▶ EXERCISE PROMPT: Quote the records in full and leave their pictures out.

★ ★ ★ ★ ★

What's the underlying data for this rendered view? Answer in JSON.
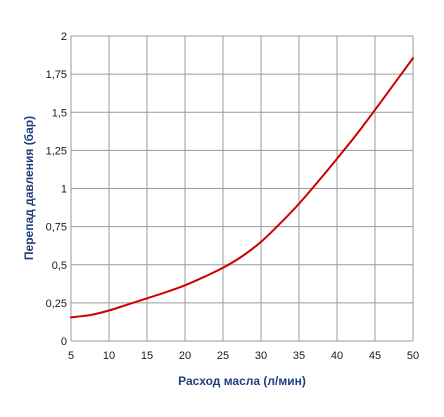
{
  "chart_data": {
    "type": "line",
    "xlabel": "Расход масла (л/мин)",
    "ylabel": "Перепад давления (бар)",
    "xlim": [
      5,
      50
    ],
    "ylim": [
      0,
      2
    ],
    "grid": true,
    "colors": {
      "series": "#cc0000",
      "grid": "#9a9a9a",
      "axis_title": "#1f3f7a"
    },
    "x_ticks": [
      {
        "value": 5,
        "label": "5"
      },
      {
        "value": 10,
        "label": "10"
      },
      {
        "value": 15,
        "label": "15"
      },
      {
        "value": 20,
        "label": "20"
      },
      {
        "value": 25,
        "label": "25"
      },
      {
        "value": 30,
        "label": "30"
      },
      {
        "value": 35,
        "label": "35"
      },
      {
        "value": 40,
        "label": "40"
      },
      {
        "value": 45,
        "label": "45"
      },
      {
        "value": 50,
        "label": "50"
      }
    ],
    "y_ticks": [
      {
        "value": 0,
        "label": "0"
      },
      {
        "value": 0.25,
        "label": "0,25"
      },
      {
        "value": 0.5,
        "label": "0,5"
      },
      {
        "value": 0.75,
        "label": "0,75"
      },
      {
        "value": 1,
        "label": "1"
      },
      {
        "value": 1.25,
        "label": "1,25"
      },
      {
        "value": 1.5,
        "label": "1,5"
      },
      {
        "value": 1.75,
        "label": "1,75"
      },
      {
        "value": 2,
        "label": "2"
      }
    ],
    "series": [
      {
        "x": [
          5,
          7.5,
          10,
          12.5,
          15,
          17.5,
          20,
          22.5,
          25,
          27.5,
          30,
          32.5,
          35,
          37.5,
          40,
          42.5,
          45,
          47.5,
          50
        ],
        "y": [
          0.155,
          0.17,
          0.2,
          0.24,
          0.28,
          0.32,
          0.365,
          0.42,
          0.48,
          0.555,
          0.65,
          0.77,
          0.9,
          1.045,
          1.195,
          1.35,
          1.515,
          1.685,
          1.855
        ]
      }
    ]
  }
}
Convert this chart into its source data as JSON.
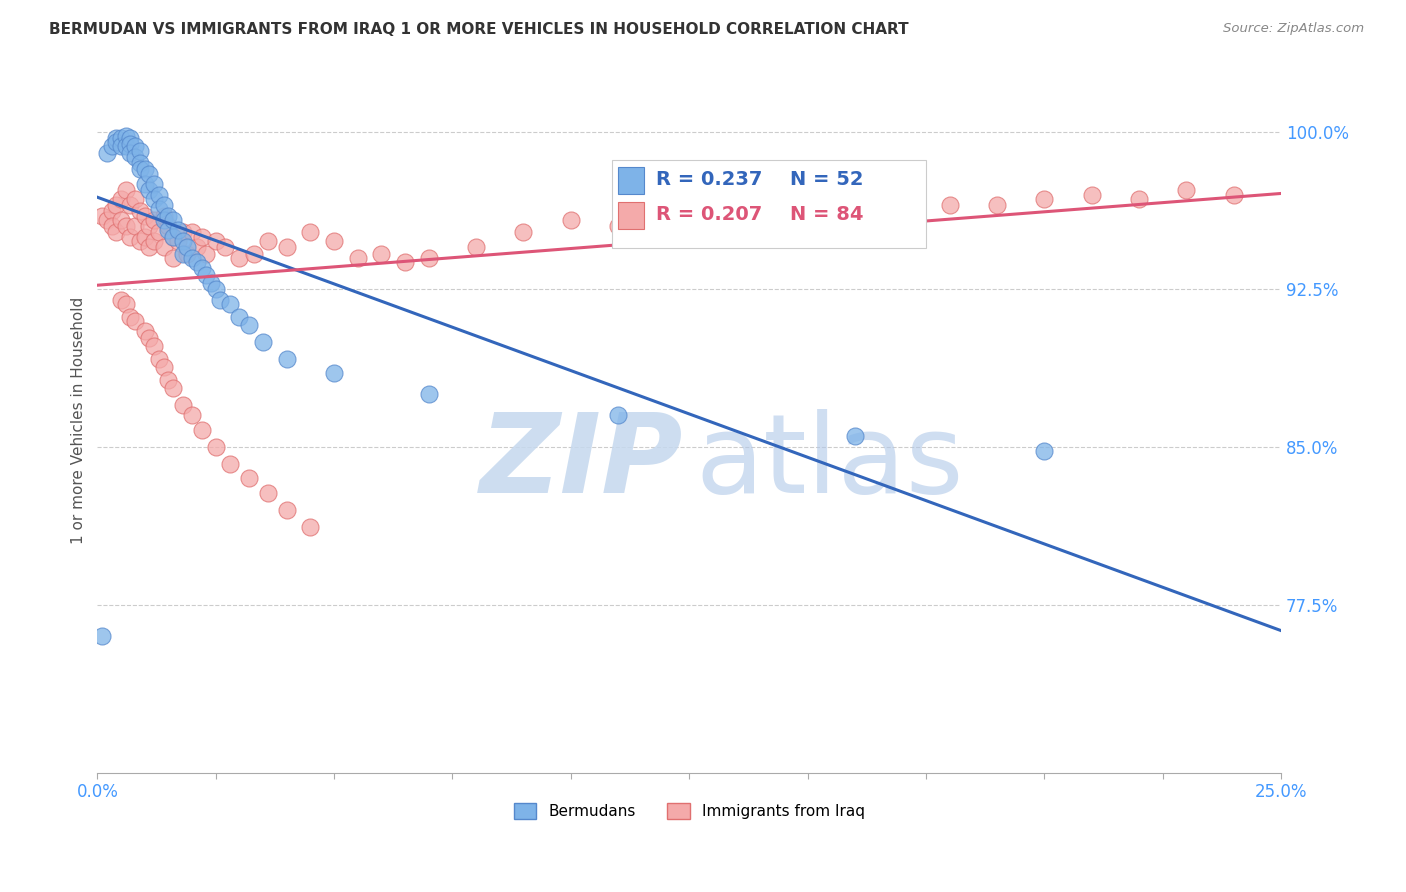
{
  "title": "BERMUDAN VS IMMIGRANTS FROM IRAQ 1 OR MORE VEHICLES IN HOUSEHOLD CORRELATION CHART",
  "source": "Source: ZipAtlas.com",
  "ylabel": "1 or more Vehicles in Household",
  "ytick_labels": [
    "100.0%",
    "92.5%",
    "85.0%",
    "77.5%"
  ],
  "ytick_values": [
    1.0,
    0.925,
    0.85,
    0.775
  ],
  "xlim": [
    0.0,
    0.25
  ],
  "ylim": [
    0.695,
    1.03
  ],
  "legend_blue_r": "0.237",
  "legend_blue_n": "52",
  "legend_pink_r": "0.207",
  "legend_pink_n": "84",
  "blue_scatter_color": "#7EB3E8",
  "blue_edge_color": "#5588CC",
  "pink_scatter_color": "#F4AAAA",
  "pink_edge_color": "#E07070",
  "blue_line_color": "#3366BB",
  "pink_line_color": "#DD5577",
  "title_color": "#333333",
  "axis_label_color": "#555555",
  "tick_label_color": "#4499FF",
  "grid_color": "#CCCCCC",
  "source_color": "#888888",
  "watermark_zip_color": "#C5D8EE",
  "watermark_atlas_color": "#B0C8E8",
  "bermuda_x": [
    0.001,
    0.002,
    0.003,
    0.004,
    0.004,
    0.005,
    0.005,
    0.006,
    0.006,
    0.007,
    0.007,
    0.007,
    0.008,
    0.008,
    0.009,
    0.009,
    0.009,
    0.01,
    0.01,
    0.011,
    0.011,
    0.012,
    0.012,
    0.013,
    0.013,
    0.014,
    0.014,
    0.015,
    0.015,
    0.016,
    0.016,
    0.017,
    0.018,
    0.018,
    0.019,
    0.02,
    0.021,
    0.022,
    0.023,
    0.024,
    0.025,
    0.026,
    0.028,
    0.03,
    0.032,
    0.035,
    0.04,
    0.05,
    0.07,
    0.11,
    0.16,
    0.2
  ],
  "bermuda_y": [
    0.76,
    0.99,
    0.993,
    0.997,
    0.995,
    0.997,
    0.993,
    0.998,
    0.993,
    0.997,
    0.994,
    0.99,
    0.993,
    0.988,
    0.991,
    0.985,
    0.982,
    0.982,
    0.975,
    0.98,
    0.972,
    0.975,
    0.968,
    0.97,
    0.963,
    0.965,
    0.958,
    0.96,
    0.953,
    0.958,
    0.95,
    0.953,
    0.948,
    0.942,
    0.945,
    0.94,
    0.938,
    0.935,
    0.932,
    0.928,
    0.925,
    0.92,
    0.918,
    0.912,
    0.908,
    0.9,
    0.892,
    0.885,
    0.875,
    0.865,
    0.855,
    0.848
  ],
  "iraq_x": [
    0.001,
    0.002,
    0.003,
    0.003,
    0.004,
    0.004,
    0.005,
    0.005,
    0.006,
    0.006,
    0.007,
    0.007,
    0.008,
    0.008,
    0.009,
    0.009,
    0.01,
    0.01,
    0.011,
    0.011,
    0.012,
    0.012,
    0.013,
    0.014,
    0.014,
    0.015,
    0.016,
    0.016,
    0.017,
    0.018,
    0.019,
    0.02,
    0.021,
    0.022,
    0.023,
    0.025,
    0.027,
    0.03,
    0.033,
    0.036,
    0.04,
    0.045,
    0.05,
    0.055,
    0.06,
    0.065,
    0.07,
    0.08,
    0.09,
    0.1,
    0.11,
    0.12,
    0.13,
    0.14,
    0.15,
    0.16,
    0.17,
    0.18,
    0.19,
    0.2,
    0.21,
    0.22,
    0.23,
    0.24,
    0.005,
    0.006,
    0.007,
    0.008,
    0.01,
    0.011,
    0.012,
    0.013,
    0.014,
    0.015,
    0.016,
    0.018,
    0.02,
    0.022,
    0.025,
    0.028,
    0.032,
    0.036,
    0.04,
    0.045
  ],
  "iraq_y": [
    0.96,
    0.958,
    0.962,
    0.955,
    0.965,
    0.952,
    0.968,
    0.958,
    0.972,
    0.955,
    0.965,
    0.95,
    0.968,
    0.955,
    0.962,
    0.948,
    0.96,
    0.95,
    0.955,
    0.945,
    0.958,
    0.948,
    0.952,
    0.96,
    0.945,
    0.955,
    0.95,
    0.94,
    0.948,
    0.952,
    0.942,
    0.952,
    0.945,
    0.95,
    0.942,
    0.948,
    0.945,
    0.94,
    0.942,
    0.948,
    0.945,
    0.952,
    0.948,
    0.94,
    0.942,
    0.938,
    0.94,
    0.945,
    0.952,
    0.958,
    0.955,
    0.96,
    0.958,
    0.962,
    0.958,
    0.96,
    0.962,
    0.965,
    0.965,
    0.968,
    0.97,
    0.968,
    0.972,
    0.97,
    0.92,
    0.918,
    0.912,
    0.91,
    0.905,
    0.902,
    0.898,
    0.892,
    0.888,
    0.882,
    0.878,
    0.87,
    0.865,
    0.858,
    0.85,
    0.842,
    0.835,
    0.828,
    0.82,
    0.812
  ]
}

★ ★ ★ ★ ★

▶ TASK SOLUTION:
What's the underlying data for this rendered view? Answer in JSON.
{
  "chart_data": {
    "type": "line",
    "xlabel": "Расход масла (л/мин)",
    "ylabel": "Перепад давления (бар)",
    "xlim": [
      5,
      50
    ],
    "ylim": [
      0,
      2
    ],
    "grid": true,
    "colors": {
      "series": "#cc0000",
      "grid": "#9a9a9a",
      "axis_title": "#1f3f7a"
    },
    "x_ticks": [
      {
        "value": 5,
        "label": "5"
      },
      {
        "value": 10,
        "label": "10"
      },
      {
        "value": 15,
        "label": "15"
      },
      {
        "value": 20,
        "label": "20"
      },
      {
        "value": 25,
        "label": "25"
      },
      {
        "value": 30,
        "label": "30"
      },
      {
        "value": 35,
        "label": "35"
      },
      {
        "value": 40,
        "label": "40"
      },
      {
        "value": 45,
        "label": "45"
      },
      {
        "value": 50,
        "label": "50"
      }
    ],
    "y_ticks": [
      {
        "value": 0,
        "label": "0"
      },
      {
        "value": 0.25,
        "label": "0,25"
      },
      {
        "value": 0.5,
        "label": "0,5"
      },
      {
        "value": 0.75,
        "label": "0,75"
      },
      {
        "value": 1,
        "label": "1"
      },
      {
        "value": 1.25,
        "label": "1,25"
      },
      {
        "value": 1.5,
        "label": "1,5"
      },
      {
        "value": 1.75,
        "label": "1,75"
      },
      {
        "value": 2,
        "label": "2"
      }
    ],
    "series": [
      {
        "x": [
          5,
          7.5,
          10,
          12.5,
          15,
          17.5,
          20,
          22.5,
          25,
          27.5,
          30,
          32.5,
          35,
          37.5,
          40,
          42.5,
          45,
          47.5,
          50
        ],
        "y": [
          0.155,
          0.17,
          0.2,
          0.24,
          0.28,
          0.32,
          0.365,
          0.42,
          0.48,
          0.555,
          0.65,
          0.77,
          0.9,
          1.045,
          1.195,
          1.35,
          1.515,
          1.685,
          1.855
        ]
      }
    ]
  }
}
Convert this chart into its source data as JSON.
{
  "title": "BERMUDAN VS IMMIGRANTS FROM IRAQ 1 OR MORE VEHICLES IN HOUSEHOLD CORRELATION CHART",
  "source": "Source: ZipAtlas.com",
  "ylabel": "1 or more Vehicles in Household",
  "ytick_labels": [
    "100.0%",
    "92.5%",
    "85.0%",
    "77.5%"
  ],
  "ytick_values": [
    1.0,
    0.925,
    0.85,
    0.775
  ],
  "xlim": [
    0.0,
    0.25
  ],
  "ylim": [
    0.695,
    1.03
  ],
  "legend_blue_r": "0.237",
  "legend_blue_n": "52",
  "legend_pink_r": "0.207",
  "legend_pink_n": "84",
  "blue_scatter_color": "#7EB3E8",
  "blue_edge_color": "#5588CC",
  "pink_scatter_color": "#F4AAAA",
  "pink_edge_color": "#E07070",
  "blue_line_color": "#3366BB",
  "pink_line_color": "#DD5577",
  "title_color": "#333333",
  "axis_label_color": "#555555",
  "tick_label_color": "#4499FF",
  "grid_color": "#CCCCCC",
  "source_color": "#888888",
  "watermark_zip_color": "#C5D8EE",
  "watermark_atlas_color": "#B0C8E8",
  "bermuda_x": [
    0.001,
    0.002,
    0.003,
    0.004,
    0.004,
    0.005,
    0.005,
    0.006,
    0.006,
    0.007,
    0.007,
    0.007,
    0.008,
    0.008,
    0.009,
    0.009,
    0.009,
    0.01,
    0.01,
    0.011,
    0.011,
    0.012,
    0.012,
    0.013,
    0.013,
    0.014,
    0.014,
    0.015,
    0.015,
    0.016,
    0.016,
    0.017,
    0.018,
    0.018,
    0.019,
    0.02,
    0.021,
    0.022,
    0.023,
    0.024,
    0.025,
    0.026,
    0.028,
    0.03,
    0.032,
    0.035,
    0.04,
    0.05,
    0.07,
    0.11,
    0.16,
    0.2
  ],
  "bermuda_y": [
    0.76,
    0.99,
    0.993,
    0.997,
    0.995,
    0.997,
    0.993,
    0.998,
    0.993,
    0.997,
    0.994,
    0.99,
    0.993,
    0.988,
    0.991,
    0.985,
    0.982,
    0.982,
    0.975,
    0.98,
    0.972,
    0.975,
    0.968,
    0.97,
    0.963,
    0.965,
    0.958,
    0.96,
    0.953,
    0.958,
    0.95,
    0.953,
    0.948,
    0.942,
    0.945,
    0.94,
    0.938,
    0.935,
    0.932,
    0.928,
    0.925,
    0.92,
    0.918,
    0.912,
    0.908,
    0.9,
    0.892,
    0.885,
    0.875,
    0.865,
    0.855,
    0.848
  ],
  "iraq_x": [
    0.001,
    0.002,
    0.003,
    0.003,
    0.004,
    0.004,
    0.005,
    0.005,
    0.006,
    0.006,
    0.007,
    0.007,
    0.008,
    0.008,
    0.009,
    0.009,
    0.01,
    0.01,
    0.011,
    0.011,
    0.012,
    0.012,
    0.013,
    0.014,
    0.014,
    0.015,
    0.016,
    0.016,
    0.017,
    0.018,
    0.019,
    0.02,
    0.021,
    0.022,
    0.023,
    0.025,
    0.027,
    0.03,
    0.033,
    0.036,
    0.04,
    0.045,
    0.05,
    0.055,
    0.06,
    0.065,
    0.07,
    0.08,
    0.09,
    0.1,
    0.11,
    0.12,
    0.13,
    0.14,
    0.15,
    0.16,
    0.17,
    0.18,
    0.19,
    0.2,
    0.21,
    0.22,
    0.23,
    0.24,
    0.005,
    0.006,
    0.007,
    0.008,
    0.01,
    0.011,
    0.012,
    0.013,
    0.014,
    0.015,
    0.016,
    0.018,
    0.02,
    0.022,
    0.025,
    0.028,
    0.032,
    0.036,
    0.04,
    0.045
  ],
  "iraq_y": [
    0.96,
    0.958,
    0.962,
    0.955,
    0.965,
    0.952,
    0.968,
    0.958,
    0.972,
    0.955,
    0.965,
    0.95,
    0.968,
    0.955,
    0.962,
    0.948,
    0.96,
    0.95,
    0.955,
    0.945,
    0.958,
    0.948,
    0.952,
    0.96,
    0.945,
    0.955,
    0.95,
    0.94,
    0.948,
    0.952,
    0.942,
    0.952,
    0.945,
    0.95,
    0.942,
    0.948,
    0.945,
    0.94,
    0.942,
    0.948,
    0.945,
    0.952,
    0.948,
    0.94,
    0.942,
    0.938,
    0.94,
    0.945,
    0.952,
    0.958,
    0.955,
    0.96,
    0.958,
    0.962,
    0.958,
    0.96,
    0.962,
    0.965,
    0.965,
    0.968,
    0.97,
    0.968,
    0.972,
    0.97,
    0.92,
    0.918,
    0.912,
    0.91,
    0.905,
    0.902,
    0.898,
    0.892,
    0.888,
    0.882,
    0.878,
    0.87,
    0.865,
    0.858,
    0.85,
    0.842,
    0.835,
    0.828,
    0.82,
    0.812
  ]
}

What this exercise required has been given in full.